## [What is being asked]
Give the listing again in full, exactly as written.
---------- Listed entries
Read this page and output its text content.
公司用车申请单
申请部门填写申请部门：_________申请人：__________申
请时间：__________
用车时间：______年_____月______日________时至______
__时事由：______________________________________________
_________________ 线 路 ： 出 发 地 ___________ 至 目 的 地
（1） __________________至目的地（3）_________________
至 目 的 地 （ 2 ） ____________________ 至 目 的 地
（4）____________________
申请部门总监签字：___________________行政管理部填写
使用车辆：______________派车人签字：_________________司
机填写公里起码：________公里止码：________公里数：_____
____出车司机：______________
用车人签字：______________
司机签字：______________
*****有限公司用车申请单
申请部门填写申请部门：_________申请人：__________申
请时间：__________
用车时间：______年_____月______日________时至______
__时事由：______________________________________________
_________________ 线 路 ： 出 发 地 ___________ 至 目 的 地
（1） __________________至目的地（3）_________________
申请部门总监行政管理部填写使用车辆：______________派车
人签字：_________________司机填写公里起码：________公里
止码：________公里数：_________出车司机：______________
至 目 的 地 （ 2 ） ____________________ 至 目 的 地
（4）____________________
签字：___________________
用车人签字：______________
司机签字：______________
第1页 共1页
--------------------
## [Answer to this task]
Read this page and output its text content.
公司用车申请单
申请部门填写申请部门：_________申请人：__________申
请时间：__________
用车时间：______年_____月______日________时至______
__时事由：______________________________________________
_________________ 线 路 ： 出 发 地 ___________ 至 目 的 地
（1） __________________至目的地（3）_________________
至 目 的 地 （ 2 ） ____________________ 至 目 的 地
（4）____________________
申请部门总监签字：___________________行政管理部填写
使用车辆：______________派车人签字：_________________司
机填写公里起码：________公里止码：________公里数：_____
____出车司机：______________
用车人签字：______________
司机签字：______________
*****有限公司用车申请单
申请部门填写申请部门：_________申请人：__________申
请时间：__________
用车时间：______年_____月______日________时至______
__时事由：______________________________________________
_________________ 线 路 ： 出 发 地 ___________ 至 目 的 地
（1） __________________至目的地（3）_________________
申请部门总监行政管理部填写使用车辆：______________派车
人签字：_________________司机填写公里起码：________公里
止码：________公里数：_________出车司机：______________
至 目 的 地 （ 2 ） ____________________ 至 目 的 地
（4）____________________
签字：___________________
用车人签字：______________
司机签字：______________
第1页 共1页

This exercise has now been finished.